* BEGIN RECORD EXCERPTS *

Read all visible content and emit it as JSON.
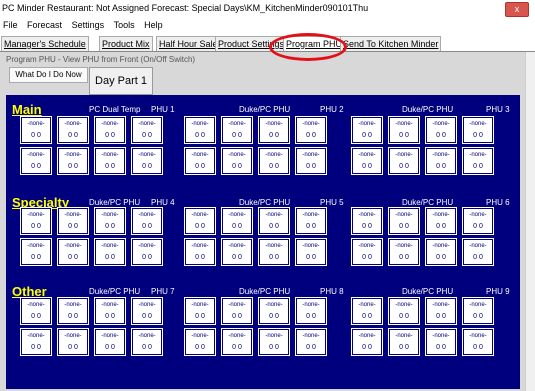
{
  "window": {
    "title": "PC Minder   Restaurant: Not Assigned   Forecast: Special Days\\KM_KitchenMinder090101Thu",
    "close": "x"
  },
  "menu": [
    "File",
    "Forecast",
    "Settings",
    "Tools",
    "Help"
  ],
  "tabs": [
    "Manager's Schedule",
    "Product Mix",
    "Half Hour Sales",
    "Product Settings",
    "Program PHU",
    "Send To Kitchen Minder"
  ],
  "page": {
    "subtitle": "Program PHU - View PHU from Front (On/Off Switch)",
    "what_btn": "What Do I Do Now",
    "day_part": "Day Part 1"
  },
  "sections": [
    {
      "label": "Main",
      "phus": [
        {
          "type": "PC Dual Temp",
          "id": "PHU 1"
        },
        {
          "type": "Duke/PC PHU",
          "id": "PHU 2"
        },
        {
          "type": "Duke/PC PHU",
          "id": "PHU 3"
        }
      ]
    },
    {
      "label": "Specialty",
      "phus": [
        {
          "type": "Duke/PC PHU",
          "id": "PHU 4"
        },
        {
          "type": "Duke/PC PHU",
          "id": "PHU 5"
        },
        {
          "type": "Duke/PC PHU",
          "id": "PHU 6"
        }
      ]
    },
    {
      "label": "Other",
      "phus": [
        {
          "type": "Duke/PC PHU",
          "id": "PHU 7"
        },
        {
          "type": "Duke/PC PHU",
          "id": "PHU 8"
        },
        {
          "type": "Duke/PC PHU",
          "id": "PHU 9"
        }
      ]
    }
  ],
  "cell": {
    "product": "-none-",
    "count": "0  0"
  },
  "colors": {
    "panel": "#00007f",
    "section_label": "#ffff00",
    "highlight": "#e3101a"
  }
}
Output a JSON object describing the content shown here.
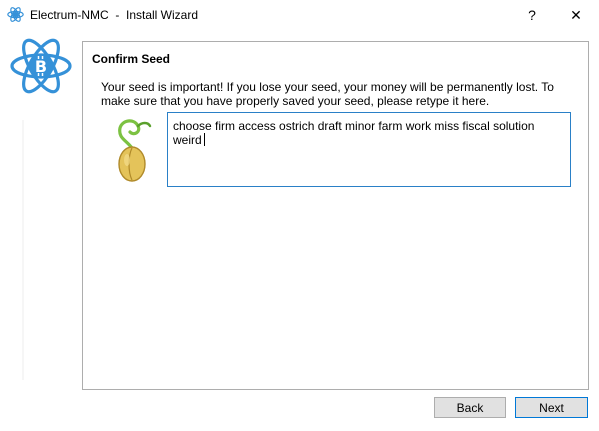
{
  "window": {
    "title": "Electrum-NMC  -  Install Wizard",
    "help_glyph": "?",
    "close_glyph": "✕",
    "icon": "electrum-atom-icon"
  },
  "sidebar": {
    "logo": "electrum-bitcoin-logo"
  },
  "page": {
    "title": "Confirm Seed",
    "message": "Your seed is important! If you lose your seed, your money will be permanently lost. To make sure that you have properly saved your seed, please retype it here.",
    "seed_icon": "seed-sprout-icon",
    "seed_value": "choose firm access ostrich draft minor farm work miss fiscal solution weird"
  },
  "buttons": {
    "back": "Back",
    "next": "Next"
  },
  "colors": {
    "accent": "#2a80c7",
    "logo_blue": "#3591d8",
    "focus_border": "#0078d7"
  }
}
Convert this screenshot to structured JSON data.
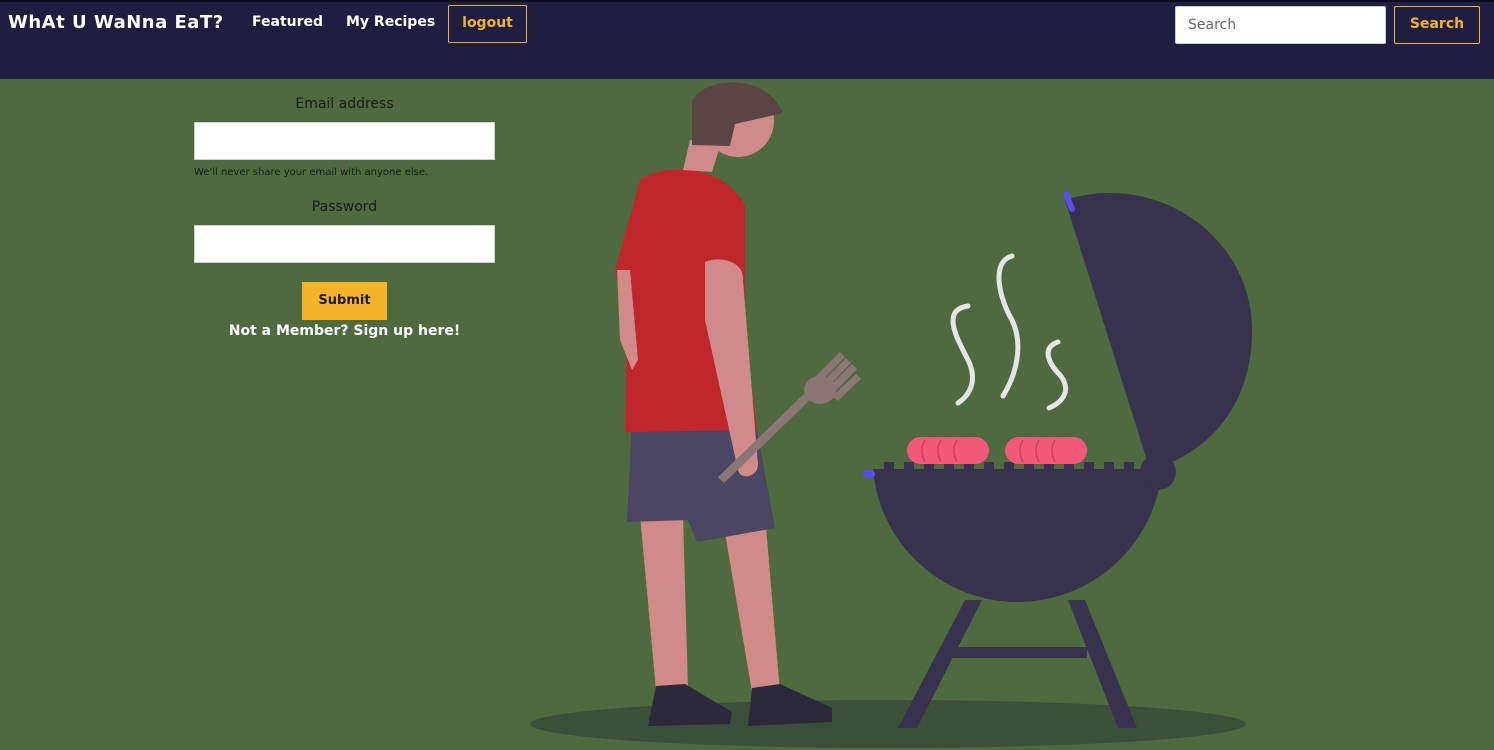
{
  "navbar": {
    "brand": "WhAt U WaNna EaT?",
    "links": [
      {
        "label": "Featured"
      },
      {
        "label": "My Recipes"
      }
    ],
    "logout_label": "logout",
    "search": {
      "placeholder": "Search",
      "button_label": "Search"
    }
  },
  "login": {
    "email_label": "Email address",
    "email_value": "",
    "email_help": "We'll never share your email with anyone else.",
    "password_label": "Password",
    "password_value": "",
    "submit_label": "Submit",
    "signup_text": "Not a Member? Sign up here!"
  },
  "colors": {
    "navbar": "#1f1d40",
    "background": "#4e6a3e",
    "accent": "#f0b52b",
    "grill": "#37334e",
    "shirt": "#c0272d",
    "sausage": "#f0597a"
  },
  "illustration": {
    "icon": "man-grilling-illustration"
  }
}
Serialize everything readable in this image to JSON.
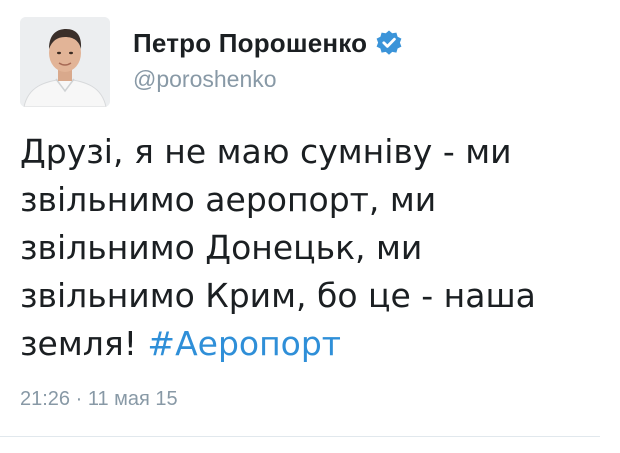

* END RECORD EXCERPTS *

§ **AIM**: Set the listing down in full and exactly. Pictures within it should not appear in the copy.

§ **RESPONSE TO THIS EXERCISE**:
Read all visible content and emit it as JSON.
{
  "window": {
    "title": "PC Minder   Restaurant: Not Assigned   Forecast: Special Days\\KM_KitchenMinder090101Thu",
    "close": "x"
  },
  "menu": [
    "File",
    "Forecast",
    "Settings",
    "Tools",
    "Help"
  ],
  "tabs": [
    "Manager's Schedule",
    "Product Mix",
    "Half Hour Sales",
    "Product Settings",
    "Program PHU",
    "Send To Kitchen Minder"
  ],
  "page": {
    "subtitle": "Program PHU - View PHU from Front (On/Off Switch)",
    "what_btn": "What Do I Do Now",
    "day_part": "Day Part 1"
  },
  "sections": [
    {
      "label": "Main",
      "phus": [
        {
          "type": "PC Dual Temp",
          "id": "PHU 1"
        },
        {
          "type": "Duke/PC PHU",
          "id": "PHU 2"
        },
        {
          "type": "Duke/PC PHU",
          "id": "PHU 3"
        }
      ]
    },
    {
      "label": "Specialty",
      "phus": [
        {
          "type": "Duke/PC PHU",
          "id": "PHU 4"
        },
        {
          "type": "Duke/PC PHU",
          "id": "PHU 5"
        },
        {
          "type": "Duke/PC PHU",
          "id": "PHU 6"
        }
      ]
    },
    {
      "label": "Other",
      "phus": [
        {
          "type": "Duke/PC PHU",
          "id": "PHU 7"
        },
        {
          "type": "Duke/PC PHU",
          "id": "PHU 8"
        },
        {
          "type": "Duke/PC PHU",
          "id": "PHU 9"
        }
      ]
    }
  ],
  "cell": {
    "product": "-none-",
    "count": "0  0"
  },
  "colors": {
    "panel": "#00007f",
    "section_label": "#ffff00",
    "highlight": "#e3101a"
  }
}
Output a JSON object describing the content shown here.
{
  "window": {
    "title": "Electrum-NMC  -  Install Wizard",
    "help_glyph": "?",
    "close_glyph": "✕",
    "icon": "electrum-atom-icon"
  },
  "sidebar": {
    "logo": "electrum-bitcoin-logo"
  },
  "page": {
    "title": "Confirm Seed",
    "message": "Your seed is important! If you lose your seed, your money will be permanently lost. To make sure that you have properly saved your seed, please retype it here.",
    "seed_icon": "seed-sprout-icon",
    "seed_value": "choose firm access ostrich draft minor farm work miss fiscal solution weird"
  },
  "buttons": {
    "back": "Back",
    "next": "Next"
  },
  "colors": {
    "accent": "#2a80c7",
    "logo_blue": "#3591d8",
    "focus_border": "#0078d7"
  }
}
Convert this screenshot to structured JSON data.
{
  "navbar": {
    "brand": "WhAt U WaNna EaT?",
    "links": [
      {
        "label": "Featured"
      },
      {
        "label": "My Recipes"
      }
    ],
    "logout_label": "logout",
    "search": {
      "placeholder": "Search",
      "button_label": "Search"
    }
  },
  "login": {
    "email_label": "Email address",
    "email_value": "",
    "email_help": "We'll never share your email with anyone else.",
    "password_label": "Password",
    "password_value": "",
    "submit_label": "Submit",
    "signup_text": "Not a Member? Sign up here!"
  },
  "colors": {
    "navbar": "#1f1d40",
    "background": "#4e6a3e",
    "accent": "#f0b52b",
    "grill": "#37334e",
    "shirt": "#c0272d",
    "sausage": "#f0597a"
  },
  "illustration": {
    "icon": "man-grilling-illustration"
  }
}
Serialize everything readable in this image to JSON.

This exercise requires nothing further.